Problem description:
Find every line containing the word "axes" in the records below; report only how many there are.

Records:
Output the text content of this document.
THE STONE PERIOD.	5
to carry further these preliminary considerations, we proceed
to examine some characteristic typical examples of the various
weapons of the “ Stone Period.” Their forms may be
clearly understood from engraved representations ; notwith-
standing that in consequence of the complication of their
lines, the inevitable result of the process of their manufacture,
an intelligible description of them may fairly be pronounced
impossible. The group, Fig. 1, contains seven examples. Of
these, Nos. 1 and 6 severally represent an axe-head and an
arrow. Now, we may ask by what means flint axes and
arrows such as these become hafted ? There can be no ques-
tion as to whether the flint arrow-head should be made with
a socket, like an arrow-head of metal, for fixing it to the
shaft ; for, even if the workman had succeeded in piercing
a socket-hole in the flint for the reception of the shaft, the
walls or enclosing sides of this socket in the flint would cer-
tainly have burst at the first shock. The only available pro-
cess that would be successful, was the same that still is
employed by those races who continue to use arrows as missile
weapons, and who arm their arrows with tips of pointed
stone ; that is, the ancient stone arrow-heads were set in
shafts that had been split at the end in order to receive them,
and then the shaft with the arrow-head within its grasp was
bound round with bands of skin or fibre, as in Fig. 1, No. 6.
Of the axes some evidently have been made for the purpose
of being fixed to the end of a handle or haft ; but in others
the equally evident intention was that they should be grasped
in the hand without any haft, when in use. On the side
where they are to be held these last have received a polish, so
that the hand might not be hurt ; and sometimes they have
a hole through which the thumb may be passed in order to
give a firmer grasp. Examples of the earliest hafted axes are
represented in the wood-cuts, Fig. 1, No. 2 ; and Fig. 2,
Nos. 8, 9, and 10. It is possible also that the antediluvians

Correct output:
3